» Exercise directions: Write out the material below again, unchanged.

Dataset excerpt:
>>>>
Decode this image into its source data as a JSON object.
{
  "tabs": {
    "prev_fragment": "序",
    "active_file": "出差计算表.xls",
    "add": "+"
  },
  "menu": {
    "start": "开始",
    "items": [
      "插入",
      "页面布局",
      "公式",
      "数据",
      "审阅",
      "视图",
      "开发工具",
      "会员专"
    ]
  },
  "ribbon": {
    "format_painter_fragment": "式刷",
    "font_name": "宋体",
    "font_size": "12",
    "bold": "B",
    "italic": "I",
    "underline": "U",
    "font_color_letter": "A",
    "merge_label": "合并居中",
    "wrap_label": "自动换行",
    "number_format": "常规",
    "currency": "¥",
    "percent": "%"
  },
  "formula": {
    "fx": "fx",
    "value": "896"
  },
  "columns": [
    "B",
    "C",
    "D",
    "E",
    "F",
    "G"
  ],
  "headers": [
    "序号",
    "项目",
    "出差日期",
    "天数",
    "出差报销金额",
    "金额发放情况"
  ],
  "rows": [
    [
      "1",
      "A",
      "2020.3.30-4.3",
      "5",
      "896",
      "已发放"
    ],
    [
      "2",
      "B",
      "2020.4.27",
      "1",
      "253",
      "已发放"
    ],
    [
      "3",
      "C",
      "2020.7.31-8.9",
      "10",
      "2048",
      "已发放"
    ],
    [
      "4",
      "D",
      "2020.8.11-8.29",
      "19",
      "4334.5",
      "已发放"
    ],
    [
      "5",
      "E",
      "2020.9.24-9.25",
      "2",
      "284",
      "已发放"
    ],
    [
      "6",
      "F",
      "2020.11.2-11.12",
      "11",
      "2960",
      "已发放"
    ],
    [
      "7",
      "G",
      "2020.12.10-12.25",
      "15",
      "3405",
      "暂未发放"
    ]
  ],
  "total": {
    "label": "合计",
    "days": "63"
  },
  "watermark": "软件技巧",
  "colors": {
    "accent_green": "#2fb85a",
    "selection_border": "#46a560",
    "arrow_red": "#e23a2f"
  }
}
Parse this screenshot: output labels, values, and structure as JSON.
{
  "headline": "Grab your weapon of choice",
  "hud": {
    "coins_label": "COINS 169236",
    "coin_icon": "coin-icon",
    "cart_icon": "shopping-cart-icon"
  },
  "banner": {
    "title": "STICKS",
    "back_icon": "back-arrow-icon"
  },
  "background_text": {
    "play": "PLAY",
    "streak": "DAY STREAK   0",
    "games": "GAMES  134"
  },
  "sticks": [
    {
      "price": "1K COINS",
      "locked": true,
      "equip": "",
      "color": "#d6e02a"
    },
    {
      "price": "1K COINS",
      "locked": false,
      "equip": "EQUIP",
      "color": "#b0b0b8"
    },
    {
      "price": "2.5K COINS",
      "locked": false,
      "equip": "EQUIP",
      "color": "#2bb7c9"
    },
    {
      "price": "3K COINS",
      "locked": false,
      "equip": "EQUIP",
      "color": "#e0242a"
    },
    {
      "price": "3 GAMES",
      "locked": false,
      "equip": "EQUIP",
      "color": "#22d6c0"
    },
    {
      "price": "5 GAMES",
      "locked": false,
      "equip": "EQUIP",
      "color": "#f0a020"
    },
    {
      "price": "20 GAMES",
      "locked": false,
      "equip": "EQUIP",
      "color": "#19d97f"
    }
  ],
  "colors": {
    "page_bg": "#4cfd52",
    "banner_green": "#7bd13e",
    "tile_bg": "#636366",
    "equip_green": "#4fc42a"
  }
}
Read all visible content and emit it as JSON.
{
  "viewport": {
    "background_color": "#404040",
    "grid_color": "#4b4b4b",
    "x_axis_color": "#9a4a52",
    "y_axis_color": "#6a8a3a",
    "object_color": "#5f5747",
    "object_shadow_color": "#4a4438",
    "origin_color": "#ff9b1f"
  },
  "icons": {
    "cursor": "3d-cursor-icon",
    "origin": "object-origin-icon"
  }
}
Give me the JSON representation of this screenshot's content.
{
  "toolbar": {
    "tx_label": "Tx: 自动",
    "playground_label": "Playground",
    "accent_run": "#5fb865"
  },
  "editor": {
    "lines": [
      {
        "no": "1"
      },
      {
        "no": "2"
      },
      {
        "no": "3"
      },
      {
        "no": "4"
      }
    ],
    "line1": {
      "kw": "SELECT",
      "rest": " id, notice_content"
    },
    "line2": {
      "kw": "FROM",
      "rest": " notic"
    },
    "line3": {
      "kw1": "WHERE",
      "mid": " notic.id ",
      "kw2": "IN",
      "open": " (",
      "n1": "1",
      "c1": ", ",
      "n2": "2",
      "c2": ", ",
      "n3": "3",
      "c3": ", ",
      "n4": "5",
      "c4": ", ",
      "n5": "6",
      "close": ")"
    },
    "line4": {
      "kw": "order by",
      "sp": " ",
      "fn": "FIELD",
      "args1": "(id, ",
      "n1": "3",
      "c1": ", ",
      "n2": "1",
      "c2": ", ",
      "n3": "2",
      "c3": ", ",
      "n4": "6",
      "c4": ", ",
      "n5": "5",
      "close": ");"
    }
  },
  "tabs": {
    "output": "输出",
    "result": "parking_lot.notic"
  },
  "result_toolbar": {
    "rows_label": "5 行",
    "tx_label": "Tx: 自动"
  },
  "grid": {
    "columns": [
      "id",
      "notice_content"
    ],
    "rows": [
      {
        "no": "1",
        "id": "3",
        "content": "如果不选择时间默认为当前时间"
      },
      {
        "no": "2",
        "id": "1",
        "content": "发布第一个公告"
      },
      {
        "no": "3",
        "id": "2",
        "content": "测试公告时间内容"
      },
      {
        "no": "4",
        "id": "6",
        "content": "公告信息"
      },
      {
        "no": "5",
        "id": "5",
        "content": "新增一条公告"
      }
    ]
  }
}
<<<<
» Answer to the problem:
Decode this image into its source data as a JSON object.
{
  "tabs": {
    "prev_fragment": "序",
    "active_file": "出差计算表.xls",
    "add": "+"
  },
  "menu": {
    "start": "开始",
    "items": [
      "插入",
      "页面布局",
      "公式",
      "数据",
      "审阅",
      "视图",
      "开发工具",
      "会员专"
    ]
  },
  "ribbon": {
    "format_painter_fragment": "式刷",
    "font_name": "宋体",
    "font_size": "12",
    "bold": "B",
    "italic": "I",
    "underline": "U",
    "font_color_letter": "A",
    "merge_label": "合并居中",
    "wrap_label": "自动换行",
    "number_format": "常规",
    "currency": "¥",
    "percent": "%"
  },
  "formula": {
    "fx": "fx",
    "value": "896"
  },
  "columns": [
    "B",
    "C",
    "D",
    "E",
    "F",
    "G"
  ],
  "headers": [
    "序号",
    "项目",
    "出差日期",
    "天数",
    "出差报销金额",
    "金额发放情况"
  ],
  "rows": [
    [
      "1",
      "A",
      "2020.3.30-4.3",
      "5",
      "896",
      "已发放"
    ],
    [
      "2",
      "B",
      "2020.4.27",
      "1",
      "253",
      "已发放"
    ],
    [
      "3",
      "C",
      "2020.7.31-8.9",
      "10",
      "2048",
      "已发放"
    ],
    [
      "4",
      "D",
      "2020.8.11-8.29",
      "19",
      "4334.5",
      "已发放"
    ],
    [
      "5",
      "E",
      "2020.9.24-9.25",
      "2",
      "284",
      "已发放"
    ],
    [
      "6",
      "F",
      "2020.11.2-11.12",
      "11",
      "2960",
      "已发放"
    ],
    [
      "7",
      "G",
      "2020.12.10-12.25",
      "15",
      "3405",
      "暂未发放"
    ]
  ],
  "total": {
    "label": "合计",
    "days": "63"
  },
  "watermark": "软件技巧",
  "colors": {
    "accent_green": "#2fb85a",
    "selection_border": "#46a560",
    "arrow_red": "#e23a2f"
  }
}
Parse this screenshot: output labels, values, and structure as JSON.
{
  "headline": "Grab your weapon of choice",
  "hud": {
    "coins_label": "COINS 169236",
    "coin_icon": "coin-icon",
    "cart_icon": "shopping-cart-icon"
  },
  "banner": {
    "title": "STICKS",
    "back_icon": "back-arrow-icon"
  },
  "background_text": {
    "play": "PLAY",
    "streak": "DAY STREAK   0",
    "games": "GAMES  134"
  },
  "sticks": [
    {
      "price": "1K COINS",
      "locked": true,
      "equip": "",
      "color": "#d6e02a"
    },
    {
      "price": "1K COINS",
      "locked": false,
      "equip": "EQUIP",
      "color": "#b0b0b8"
    },
    {
      "price": "2.5K COINS",
      "locked": false,
      "equip": "EQUIP",
      "color": "#2bb7c9"
    },
    {
      "price": "3K COINS",
      "locked": false,
      "equip": "EQUIP",
      "color": "#e0242a"
    },
    {
      "price": "3 GAMES",
      "locked": false,
      "equip": "EQUIP",
      "color": "#22d6c0"
    },
    {
      "price": "5 GAMES",
      "locked": false,
      "equip": "EQUIP",
      "color": "#f0a020"
    },
    {
      "price": "20 GAMES",
      "locked": false,
      "equip": "EQUIP",
      "color": "#19d97f"
    }
  ],
  "colors": {
    "page_bg": "#4cfd52",
    "banner_green": "#7bd13e",
    "tile_bg": "#636366",
    "equip_green": "#4fc42a"
  }
}
Read all visible content and emit it as JSON.
{
  "viewport": {
    "background_color": "#404040",
    "grid_color": "#4b4b4b",
    "x_axis_color": "#9a4a52",
    "y_axis_color": "#6a8a3a",
    "object_color": "#5f5747",
    "object_shadow_color": "#4a4438",
    "origin_color": "#ff9b1f"
  },
  "icons": {
    "cursor": "3d-cursor-icon",
    "origin": "object-origin-icon"
  }
}
Give me the JSON representation of this screenshot's content.
{
  "toolbar": {
    "tx_label": "Tx: 自动",
    "playground_label": "Playground",
    "accent_run": "#5fb865"
  },
  "editor": {
    "lines": [
      {
        "no": "1"
      },
      {
        "no": "2"
      },
      {
        "no": "3"
      },
      {
        "no": "4"
      }
    ],
    "line1": {
      "kw": "SELECT",
      "rest": " id, notice_content"
    },
    "line2": {
      "kw": "FROM",
      "rest": " notic"
    },
    "line3": {
      "kw1": "WHERE",
      "mid": " notic.id ",
      "kw2": "IN",
      "open": " (",
      "n1": "1",
      "c1": ", ",
      "n2": "2",
      "c2": ", ",
      "n3": "3",
      "c3": ", ",
      "n4": "5",
      "c4": ", ",
      "n5": "6",
      "close": ")"
    },
    "line4": {
      "kw": "order by",
      "sp": " ",
      "fn": "FIELD",
      "args1": "(id, ",
      "n1": "3",
      "c1": ", ",
      "n2": "1",
      "c2": ", ",
      "n3": "2",
      "c3": ", ",
      "n4": "6",
      "c4": ", ",
      "n5": "5",
      "close": ");"
    }
  },
  "tabs": {
    "output": "输出",
    "result": "parking_lot.notic"
  },
  "result_toolbar": {
    "rows_label": "5 行",
    "tx_label": "Tx: 自动"
  },
  "grid": {
    "columns": [
      "id",
      "notice_content"
    ],
    "rows": [
      {
        "no": "1",
        "id": "3",
        "content": "如果不选择时间默认为当前时间"
      },
      {
        "no": "2",
        "id": "1",
        "content": "发布第一个公告"
      },
      {
        "no": "3",
        "id": "2",
        "content": "测试公告时间内容"
      },
      {
        "no": "4",
        "id": "6",
        "content": "公告信息"
      },
      {
        "no": "5",
        "id": "5",
        "content": "新增一条公告"
      }
    ]
  }
}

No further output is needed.